• _TASKS TO COMPLETE_:
**1.** Answer these questions using the forum thread about sites failing to load:
(a) What result did the speed test give?
(b) What did Old Rich say the ISP had?
(c) Besides the buzzfeed site, which site did basically the same thing happen with?
**2.** From the forum thread about sites failing to load, reproduce the passage from "Here is the" up to and including "the IRS site.".

• _SOURCE TEXT_:
==============================
I tried using both Malwarebytes and kaspersky rootkit removal yesterday and removed a few things, but to no avail.


----------



## heavyKevy (Jan 9, 2014)

Is there a way to post a screen capture of the captured packets?
It appears that the site just times out. But why?


----------



## Old Rich (May 31, 2007)

Could be Avast blocking . . try disabling it and see.

Is IE up to date? i.e. version 11?

See the link in my signature for how to post a screenshot


----------



## heavyKevy (Jan 9, 2014)

Here is the capture of the communications for the buzzfeed site. 
I gotta go for now, will check back later.
Thanks in advance for the assistance...


----------



## heavyKevy (Jan 9, 2014)

By the way, basically the same thing happened with the IRS site.


----------



## spunk.funk (May 13, 2010)

What is your internet speed? Go to Speedtest.net and test your connection. If it is slower then the advertised speed you are paying for, contact your ISP and have them test the lines.


----------



## heavyKevy (Jan 9, 2014)

By chance, our internet connection was disconnected today and we are temporarily using a mobile modem and all sites are now working.

So, if I already had cycled the power on the Cable Modem and on the router, what else might have caused these specific sites to not load? Is it the provider itself and not the equipment? What suggestions might help alleviate the issue once the connection is reestablished?

The speed test comes back at 1.2 Mbit which is what we have been paying for, and the problem has been occurring for the last 3 or so weeks, so I am at a bit of a loss...


----------



## Old Rich (May 31, 2007)

Sounds like the ISP had dns errors


----------



## ganjeii (Oct 26, 2011)

Old Rich said:


> Could be Avast blocking . . try disabling it and see.
> 
> Is IE up to date? i.e. version 11?
> 
> See the link in my signature for how to post a screenshot


^ That, also remove any other security software as it may be conflicting.


----------



## heavyKevy (Jan 9, 2014)

Thank you everyone for all assistance.

At least now I know where the problem is coming from and that it is not my computer.


----------



## spunk.funk (May 13, 2010)

Test the internet speed again when your cable modem is up and running again. You can also test by disconnecting from the router, and plug directly into the modem. If it is really slow then have the ISP replace the modem.


----------



## heavyKevy (Jan 9, 2014)

Ok,
Thanks spunk.funk
I appreciate the suggestions and help.


----------
==============================
• _DATA ENTRIES_:
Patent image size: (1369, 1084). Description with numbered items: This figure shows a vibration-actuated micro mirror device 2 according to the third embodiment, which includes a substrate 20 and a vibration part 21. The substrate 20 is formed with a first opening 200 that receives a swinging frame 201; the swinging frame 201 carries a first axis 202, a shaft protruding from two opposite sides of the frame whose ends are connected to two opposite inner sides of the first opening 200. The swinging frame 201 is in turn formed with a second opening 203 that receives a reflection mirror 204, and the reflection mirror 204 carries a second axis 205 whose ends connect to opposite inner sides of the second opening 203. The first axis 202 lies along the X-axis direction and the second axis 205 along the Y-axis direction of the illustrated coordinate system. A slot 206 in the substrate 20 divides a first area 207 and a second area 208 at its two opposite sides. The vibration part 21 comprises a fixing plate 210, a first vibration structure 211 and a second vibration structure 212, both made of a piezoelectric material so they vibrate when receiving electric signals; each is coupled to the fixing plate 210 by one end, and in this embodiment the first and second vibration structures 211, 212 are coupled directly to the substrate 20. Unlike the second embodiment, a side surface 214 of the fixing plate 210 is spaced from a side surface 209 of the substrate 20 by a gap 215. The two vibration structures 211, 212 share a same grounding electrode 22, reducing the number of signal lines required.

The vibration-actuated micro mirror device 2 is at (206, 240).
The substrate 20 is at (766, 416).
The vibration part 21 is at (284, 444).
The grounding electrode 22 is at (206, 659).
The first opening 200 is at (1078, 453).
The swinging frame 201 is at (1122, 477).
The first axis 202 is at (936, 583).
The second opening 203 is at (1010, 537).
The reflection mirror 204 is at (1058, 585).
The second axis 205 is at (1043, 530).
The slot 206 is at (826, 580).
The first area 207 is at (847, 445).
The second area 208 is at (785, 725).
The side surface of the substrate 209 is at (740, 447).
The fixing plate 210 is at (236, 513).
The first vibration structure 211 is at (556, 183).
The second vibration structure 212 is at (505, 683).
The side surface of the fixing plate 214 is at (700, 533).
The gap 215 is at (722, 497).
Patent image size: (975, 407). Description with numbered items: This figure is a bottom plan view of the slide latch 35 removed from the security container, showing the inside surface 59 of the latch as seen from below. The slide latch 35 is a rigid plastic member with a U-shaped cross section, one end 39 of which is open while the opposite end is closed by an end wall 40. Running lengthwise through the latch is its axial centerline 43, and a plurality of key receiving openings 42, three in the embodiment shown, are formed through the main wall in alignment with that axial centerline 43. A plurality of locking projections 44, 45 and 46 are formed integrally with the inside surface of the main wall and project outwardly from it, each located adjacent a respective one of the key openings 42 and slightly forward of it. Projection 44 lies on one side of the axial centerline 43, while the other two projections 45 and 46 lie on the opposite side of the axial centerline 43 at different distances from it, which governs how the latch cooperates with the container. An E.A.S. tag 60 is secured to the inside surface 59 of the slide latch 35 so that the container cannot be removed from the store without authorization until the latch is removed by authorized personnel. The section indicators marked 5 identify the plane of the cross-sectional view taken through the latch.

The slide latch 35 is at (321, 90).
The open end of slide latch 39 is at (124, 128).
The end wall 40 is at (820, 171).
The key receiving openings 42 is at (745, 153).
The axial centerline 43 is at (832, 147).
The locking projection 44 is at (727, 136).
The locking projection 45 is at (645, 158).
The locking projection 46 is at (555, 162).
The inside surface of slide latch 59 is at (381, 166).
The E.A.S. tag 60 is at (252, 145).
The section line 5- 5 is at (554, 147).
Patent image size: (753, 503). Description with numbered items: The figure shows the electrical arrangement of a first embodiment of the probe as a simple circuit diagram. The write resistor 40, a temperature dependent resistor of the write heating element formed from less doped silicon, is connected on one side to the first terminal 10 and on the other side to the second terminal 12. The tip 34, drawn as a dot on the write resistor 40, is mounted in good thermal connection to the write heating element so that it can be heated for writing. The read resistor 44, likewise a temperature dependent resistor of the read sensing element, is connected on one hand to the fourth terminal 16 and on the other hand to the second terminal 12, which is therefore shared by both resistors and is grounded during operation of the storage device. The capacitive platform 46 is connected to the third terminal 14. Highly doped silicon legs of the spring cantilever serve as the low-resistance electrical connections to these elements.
==============================
• _THE RESULTS_:
**1.**
(a) 1.2 Mbit, which is the speed being paid for.
(b) DNS errors.
(c) The IRS site.

**2.**
Here is the capture of the communications for the buzzfeed site. 
I gotta go for now, will check back later.
Thanks in advance for the assistance...


----------



## heavyKevy (Jan 9, 2014)

By the way, basically the same thing happened with the IRS site.